Omit all pictures. Copy exactly the lines from the line containing "Serialize everything readable" to the end of the listing, with both ends included.

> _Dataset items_
#####

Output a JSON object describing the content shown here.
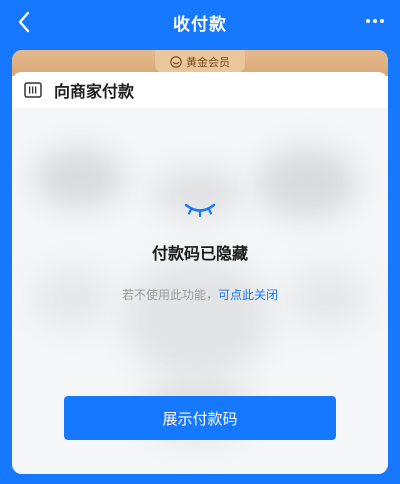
{
  "header": {
    "title": "收付款",
    "back_icon": "chevron-left-icon",
    "more_icon": "more-dots-icon"
  },
  "membership": {
    "label": "黄金会员",
    "icon": "smile-badge-icon",
    "color": "#d9aa79"
  },
  "merchant": {
    "label": "向商家付款",
    "icon": "barcode-icon"
  },
  "hidden_state": {
    "icon": "closed-eye-icon",
    "title": "付款码已隐藏",
    "hint_prefix": "若不使用此功能，",
    "hint_link": "可点此关闭"
  },
  "primary_button": {
    "label": "展示付款码"
  },
  "colors": {
    "brand": "#1677ff",
    "gold": "#d9aa79",
    "hint": "#9a9a9a"
  }
}
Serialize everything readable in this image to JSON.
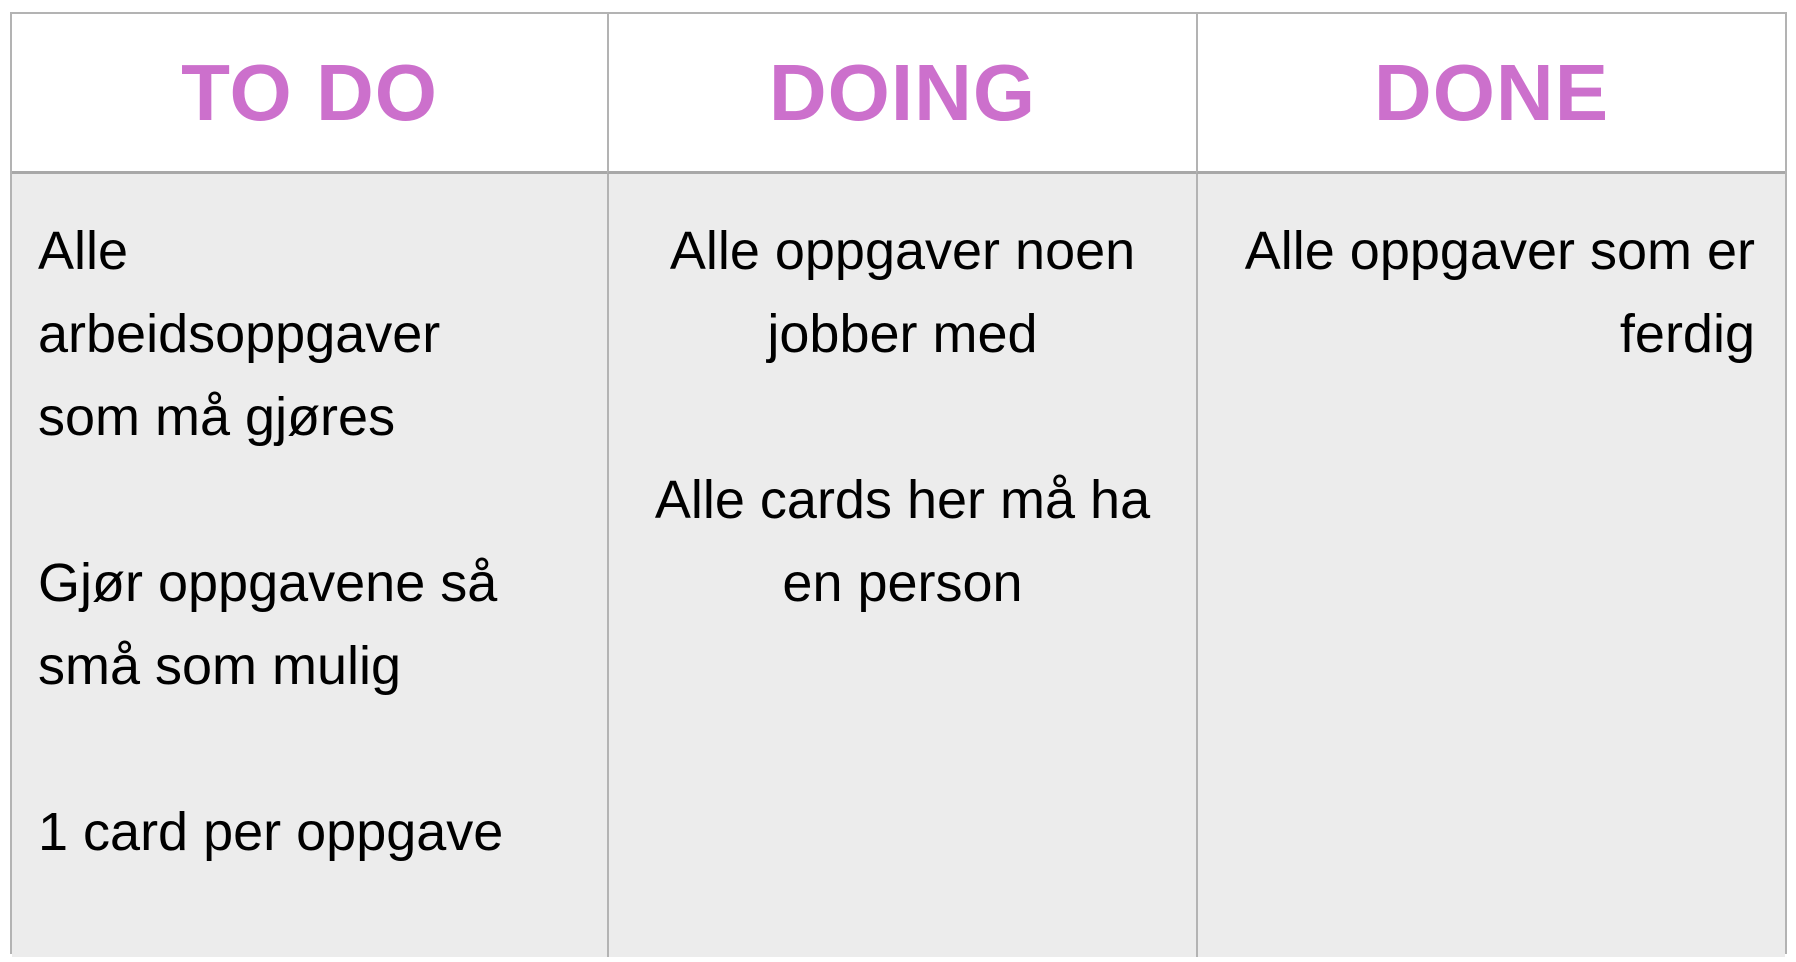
{
  "columns": [
    {
      "title": "TO DO",
      "paragraphs": [
        "Alle arbeidsoppgaver som må gjøres",
        "Gjør oppgavene så små som mulig",
        "1 card per oppgave"
      ]
    },
    {
      "title": "DOING",
      "paragraphs": [
        "Alle oppgaver noen jobber med",
        "Alle cards her må ha en person"
      ]
    },
    {
      "title": "DONE",
      "paragraphs": [
        "Alle oppgaver som er ferdig"
      ]
    }
  ],
  "colors": {
    "title": "#cc70cc",
    "body_background": "#ececec",
    "header_background": "#ffffff",
    "border": "#b3b3b3"
  }
}
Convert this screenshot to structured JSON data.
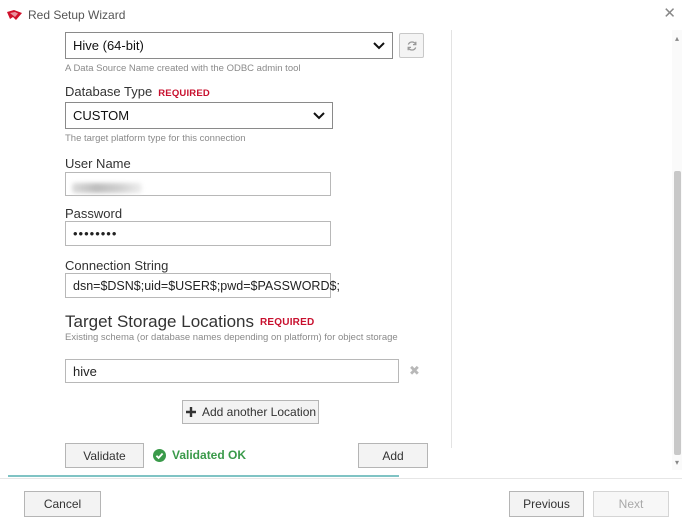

#####

> _Final result_
Serialize everything readable in this image to JSON.
{
  "columns": [
    {
      "title": "TO DO",
      "paragraphs": [
        "Alle arbeidsoppgaver som må gjøres",
        "Gjør oppgavene så små som mulig",
        "1 card per oppgave"
      ]
    },
    {
      "title": "DOING",
      "paragraphs": [
        "Alle oppgaver noen jobber med",
        "Alle cards her må ha en person"
      ]
    },
    {
      "title": "DONE",
      "paragraphs": [
        "Alle oppgaver som er ferdig"
      ]
    }
  ],
  "colors": {
    "title": "#cc70cc",
    "body_background": "#ececec",
    "header_background": "#ffffff",
    "border": "#b3b3b3"
  }
}
Convert this screenshot to structured JSON data.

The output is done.